Dataset rows:
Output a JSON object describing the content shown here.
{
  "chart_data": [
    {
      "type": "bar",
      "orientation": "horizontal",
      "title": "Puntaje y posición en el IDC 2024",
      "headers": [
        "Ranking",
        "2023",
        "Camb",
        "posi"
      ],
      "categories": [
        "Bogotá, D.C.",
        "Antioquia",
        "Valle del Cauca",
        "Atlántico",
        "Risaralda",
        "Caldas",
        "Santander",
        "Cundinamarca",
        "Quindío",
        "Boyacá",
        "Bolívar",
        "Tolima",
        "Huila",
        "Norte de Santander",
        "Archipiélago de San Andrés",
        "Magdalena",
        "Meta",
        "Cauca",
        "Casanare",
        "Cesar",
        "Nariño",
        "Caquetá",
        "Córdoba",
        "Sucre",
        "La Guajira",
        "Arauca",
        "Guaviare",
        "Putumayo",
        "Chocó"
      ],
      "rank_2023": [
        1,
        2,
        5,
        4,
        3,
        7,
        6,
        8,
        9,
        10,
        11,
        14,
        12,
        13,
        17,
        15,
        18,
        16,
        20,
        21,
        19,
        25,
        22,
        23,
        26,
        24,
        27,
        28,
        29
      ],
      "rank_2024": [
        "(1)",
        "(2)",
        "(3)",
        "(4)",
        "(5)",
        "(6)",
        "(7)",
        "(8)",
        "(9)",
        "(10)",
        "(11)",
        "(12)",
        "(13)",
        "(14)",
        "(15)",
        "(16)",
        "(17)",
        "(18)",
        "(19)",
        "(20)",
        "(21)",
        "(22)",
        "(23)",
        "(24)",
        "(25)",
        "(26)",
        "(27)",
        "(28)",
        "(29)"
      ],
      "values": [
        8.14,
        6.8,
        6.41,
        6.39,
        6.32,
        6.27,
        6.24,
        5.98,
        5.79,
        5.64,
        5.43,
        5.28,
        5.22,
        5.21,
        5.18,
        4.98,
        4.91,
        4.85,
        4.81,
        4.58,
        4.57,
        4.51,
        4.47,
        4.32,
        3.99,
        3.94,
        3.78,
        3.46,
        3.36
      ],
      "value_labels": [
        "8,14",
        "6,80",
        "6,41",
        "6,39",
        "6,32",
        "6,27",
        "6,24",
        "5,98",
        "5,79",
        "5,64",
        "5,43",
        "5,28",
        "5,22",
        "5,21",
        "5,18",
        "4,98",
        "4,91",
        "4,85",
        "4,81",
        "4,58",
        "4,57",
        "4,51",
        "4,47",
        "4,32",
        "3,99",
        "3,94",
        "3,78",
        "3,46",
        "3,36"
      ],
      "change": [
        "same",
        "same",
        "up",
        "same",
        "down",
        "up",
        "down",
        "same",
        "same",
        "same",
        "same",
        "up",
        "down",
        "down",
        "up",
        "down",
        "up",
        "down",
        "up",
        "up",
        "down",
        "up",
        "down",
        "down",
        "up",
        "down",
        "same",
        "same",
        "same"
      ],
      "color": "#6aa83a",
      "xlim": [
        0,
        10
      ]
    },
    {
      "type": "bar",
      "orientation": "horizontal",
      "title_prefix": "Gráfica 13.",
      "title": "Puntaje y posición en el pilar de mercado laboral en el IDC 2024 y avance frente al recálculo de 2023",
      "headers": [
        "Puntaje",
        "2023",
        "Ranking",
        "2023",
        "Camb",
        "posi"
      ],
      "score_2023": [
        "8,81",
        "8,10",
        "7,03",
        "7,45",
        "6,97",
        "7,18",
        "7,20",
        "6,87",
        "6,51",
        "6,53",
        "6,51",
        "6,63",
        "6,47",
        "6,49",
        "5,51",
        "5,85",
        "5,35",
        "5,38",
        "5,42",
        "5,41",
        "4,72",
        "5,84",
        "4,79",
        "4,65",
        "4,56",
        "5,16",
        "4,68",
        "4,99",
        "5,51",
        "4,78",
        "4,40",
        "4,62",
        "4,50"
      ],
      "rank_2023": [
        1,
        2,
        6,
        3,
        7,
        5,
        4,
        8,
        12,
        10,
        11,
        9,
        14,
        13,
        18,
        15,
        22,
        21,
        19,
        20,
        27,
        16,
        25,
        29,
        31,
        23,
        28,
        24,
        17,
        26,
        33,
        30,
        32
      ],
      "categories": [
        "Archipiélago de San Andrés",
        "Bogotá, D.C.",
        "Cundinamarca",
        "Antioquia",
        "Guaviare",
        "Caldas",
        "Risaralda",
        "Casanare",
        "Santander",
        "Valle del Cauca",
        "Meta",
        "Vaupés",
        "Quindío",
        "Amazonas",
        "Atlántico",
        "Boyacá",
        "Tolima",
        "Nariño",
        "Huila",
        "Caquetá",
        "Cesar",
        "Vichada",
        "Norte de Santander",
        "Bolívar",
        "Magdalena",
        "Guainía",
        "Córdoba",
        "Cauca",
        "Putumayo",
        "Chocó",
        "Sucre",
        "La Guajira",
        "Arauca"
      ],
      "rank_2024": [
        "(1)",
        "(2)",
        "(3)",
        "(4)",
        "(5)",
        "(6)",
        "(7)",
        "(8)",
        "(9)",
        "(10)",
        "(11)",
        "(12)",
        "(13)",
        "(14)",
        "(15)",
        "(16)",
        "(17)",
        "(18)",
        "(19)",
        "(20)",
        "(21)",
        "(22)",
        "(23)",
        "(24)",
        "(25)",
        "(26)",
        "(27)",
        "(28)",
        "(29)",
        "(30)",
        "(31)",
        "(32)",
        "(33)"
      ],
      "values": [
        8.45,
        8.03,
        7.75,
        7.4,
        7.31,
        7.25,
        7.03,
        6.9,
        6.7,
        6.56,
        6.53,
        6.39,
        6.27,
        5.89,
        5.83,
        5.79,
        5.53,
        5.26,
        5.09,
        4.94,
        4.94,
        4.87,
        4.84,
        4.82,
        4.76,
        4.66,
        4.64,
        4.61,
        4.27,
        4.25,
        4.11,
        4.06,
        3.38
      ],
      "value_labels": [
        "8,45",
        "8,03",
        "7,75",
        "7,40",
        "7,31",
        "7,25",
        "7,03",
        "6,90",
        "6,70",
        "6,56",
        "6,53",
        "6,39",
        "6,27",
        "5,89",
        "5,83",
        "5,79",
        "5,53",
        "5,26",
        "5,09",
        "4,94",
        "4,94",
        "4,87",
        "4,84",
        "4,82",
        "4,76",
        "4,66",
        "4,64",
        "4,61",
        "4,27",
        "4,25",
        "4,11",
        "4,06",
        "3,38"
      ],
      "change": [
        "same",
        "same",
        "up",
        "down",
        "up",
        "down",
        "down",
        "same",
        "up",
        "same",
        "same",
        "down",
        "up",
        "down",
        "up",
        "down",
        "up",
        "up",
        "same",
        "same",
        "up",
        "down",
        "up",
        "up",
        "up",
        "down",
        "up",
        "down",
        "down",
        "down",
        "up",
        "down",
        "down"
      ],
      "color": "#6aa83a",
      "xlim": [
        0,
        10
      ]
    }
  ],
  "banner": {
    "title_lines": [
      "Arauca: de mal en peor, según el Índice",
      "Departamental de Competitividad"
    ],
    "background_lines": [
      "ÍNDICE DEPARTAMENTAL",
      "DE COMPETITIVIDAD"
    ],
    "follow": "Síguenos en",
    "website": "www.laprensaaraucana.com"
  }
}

WORK INSTRUCTIONS: The records above must be output exactly, in full.

ANSWER TO THE TASK:
Output a JSON object describing the content shown here.
{
  "chart_data": [
    {
      "type": "bar",
      "orientation": "horizontal",
      "title": "Puntaje y posición en el IDC 2024",
      "headers": [
        "Ranking",
        "2023",
        "Camb",
        "posi"
      ],
      "categories": [
        "Bogotá, D.C.",
        "Antioquia",
        "Valle del Cauca",
        "Atlántico",
        "Risaralda",
        "Caldas",
        "Santander",
        "Cundinamarca",
        "Quindío",
        "Boyacá",
        "Bolívar",
        "Tolima",
        "Huila",
        "Norte de Santander",
        "Archipiélago de San Andrés",
        "Magdalena",
        "Meta",
        "Cauca",
        "Casanare",
        "Cesar",
        "Nariño",
        "Caquetá",
        "Córdoba",
        "Sucre",
        "La Guajira",
        "Arauca",
        "Guaviare",
        "Putumayo",
        "Chocó"
      ],
      "rank_2023": [
        1,
        2,
        5,
        4,
        3,
        7,
        6,
        8,
        9,
        10,
        11,
        14,
        12,
        13,
        17,
        15,
        18,
        16,
        20,
        21,
        19,
        25,
        22,
        23,
        26,
        24,
        27,
        28,
        29
      ],
      "rank_2024": [
        "(1)",
        "(2)",
        "(3)",
        "(4)",
        "(5)",
        "(6)",
        "(7)",
        "(8)",
        "(9)",
        "(10)",
        "(11)",
        "(12)",
        "(13)",
        "(14)",
        "(15)",
        "(16)",
        "(17)",
        "(18)",
        "(19)",
        "(20)",
        "(21)",
        "(22)",
        "(23)",
        "(24)",
        "(25)",
        "(26)",
        "(27)",
        "(28)",
        "(29)"
      ],
      "values": [
        8.14,
        6.8,
        6.41,
        6.39,
        6.32,
        6.27,
        6.24,
        5.98,
        5.79,
        5.64,
        5.43,
        5.28,
        5.22,
        5.21,
        5.18,
        4.98,
        4.91,
        4.85,
        4.81,
        4.58,
        4.57,
        4.51,
        4.47,
        4.32,
        3.99,
        3.94,
        3.78,
        3.46,
        3.36
      ],
      "value_labels": [
        "8,14",
        "6,80",
        "6,41",
        "6,39",
        "6,32",
        "6,27",
        "6,24",
        "5,98",
        "5,79",
        "5,64",
        "5,43",
        "5,28",
        "5,22",
        "5,21",
        "5,18",
        "4,98",
        "4,91",
        "4,85",
        "4,81",
        "4,58",
        "4,57",
        "4,51",
        "4,47",
        "4,32",
        "3,99",
        "3,94",
        "3,78",
        "3,46",
        "3,36"
      ],
      "change": [
        "same",
        "same",
        "up",
        "same",
        "down",
        "up",
        "down",
        "same",
        "same",
        "same",
        "same",
        "up",
        "down",
        "down",
        "up",
        "down",
        "up",
        "down",
        "up",
        "up",
        "down",
        "up",
        "down",
        "down",
        "up",
        "down",
        "same",
        "same",
        "same"
      ],
      "color": "#6aa83a",
      "xlim": [
        0,
        10
      ]
    },
    {
      "type": "bar",
      "orientation": "horizontal",
      "title_prefix": "Gráfica 13.",
      "title": "Puntaje y posición en el pilar de mercado laboral en el IDC 2024 y avance frente al recálculo de 2023",
      "headers": [
        "Puntaje",
        "2023",
        "Ranking",
        "2023",
        "Camb",
        "posi"
      ],
      "score_2023": [
        "8,81",
        "8,10",
        "7,03",
        "7,45",
        "6,97",
        "7,18",
        "7,20",
        "6,87",
        "6,51",
        "6,53",
        "6,51",
        "6,63",
        "6,47",
        "6,49",
        "5,51",
        "5,85",
        "5,35",
        "5,38",
        "5,42",
        "5,41",
        "4,72",
        "5,84",
        "4,79",
        "4,65",
        "4,56",
        "5,16",
        "4,68",
        "4,99",
        "5,51",
        "4,78",
        "4,40",
        "4,62",
        "4,50"
      ],
      "rank_2023": [
        1,
        2,
        6,
        3,
        7,
        5,
        4,
        8,
        12,
        10,
        11,
        9,
        14,
        13,
        18,
        15,
        22,
        21,
        19,
        20,
        27,
        16,
        25,
        29,
        31,
        23,
        28,
        24,
        17,
        26,
        33,
        30,
        32
      ],
      "categories": [
        "Archipiélago de San Andrés",
        "Bogotá, D.C.",
        "Cundinamarca",
        "Antioquia",
        "Guaviare",
        "Caldas",
        "Risaralda",
        "Casanare",
        "Santander",
        "Valle del Cauca",
        "Meta",
        "Vaupés",
        "Quindío",
        "Amazonas",
        "Atlántico",
        "Boyacá",
        "Tolima",
        "Nariño",
        "Huila",
        "Caquetá",
        "Cesar",
        "Vichada",
        "Norte de Santander",
        "Bolívar",
        "Magdalena",
        "Guainía",
        "Córdoba",
        "Cauca",
        "Putumayo",
        "Chocó",
        "Sucre",
        "La Guajira",
        "Arauca"
      ],
      "rank_2024": [
        "(1)",
        "(2)",
        "(3)",
        "(4)",
        "(5)",
        "(6)",
        "(7)",
        "(8)",
        "(9)",
        "(10)",
        "(11)",
        "(12)",
        "(13)",
        "(14)",
        "(15)",
        "(16)",
        "(17)",
        "(18)",
        "(19)",
        "(20)",
        "(21)",
        "(22)",
        "(23)",
        "(24)",
        "(25)",
        "(26)",
        "(27)",
        "(28)",
        "(29)",
        "(30)",
        "(31)",
        "(32)",
        "(33)"
      ],
      "values": [
        8.45,
        8.03,
        7.75,
        7.4,
        7.31,
        7.25,
        7.03,
        6.9,
        6.7,
        6.56,
        6.53,
        6.39,
        6.27,
        5.89,
        5.83,
        5.79,
        5.53,
        5.26,
        5.09,
        4.94,
        4.94,
        4.87,
        4.84,
        4.82,
        4.76,
        4.66,
        4.64,
        4.61,
        4.27,
        4.25,
        4.11,
        4.06,
        3.38
      ],
      "value_labels": [
        "8,45",
        "8,03",
        "7,75",
        "7,40",
        "7,31",
        "7,25",
        "7,03",
        "6,90",
        "6,70",
        "6,56",
        "6,53",
        "6,39",
        "6,27",
        "5,89",
        "5,83",
        "5,79",
        "5,53",
        "5,26",
        "5,09",
        "4,94",
        "4,94",
        "4,87",
        "4,84",
        "4,82",
        "4,76",
        "4,66",
        "4,64",
        "4,61",
        "4,27",
        "4,25",
        "4,11",
        "4,06",
        "3,38"
      ],
      "change": [
        "same",
        "same",
        "up",
        "down",
        "up",
        "down",
        "down",
        "same",
        "up",
        "same",
        "same",
        "down",
        "up",
        "down",
        "up",
        "down",
        "up",
        "up",
        "same",
        "same",
        "up",
        "down",
        "up",
        "up",
        "up",
        "down",
        "up",
        "down",
        "down",
        "down",
        "up",
        "down",
        "down"
      ],
      "color": "#6aa83a",
      "xlim": [
        0,
        10
      ]
    }
  ],
  "banner": {
    "title_lines": [
      "Arauca: de mal en peor, según el Índice",
      "Departamental de Competitividad"
    ],
    "background_lines": [
      "ÍNDICE DEPARTAMENTAL",
      "DE COMPETITIVIDAD"
    ],
    "follow": "Síguenos en",
    "website": "www.laprensaaraucana.com"
  }
}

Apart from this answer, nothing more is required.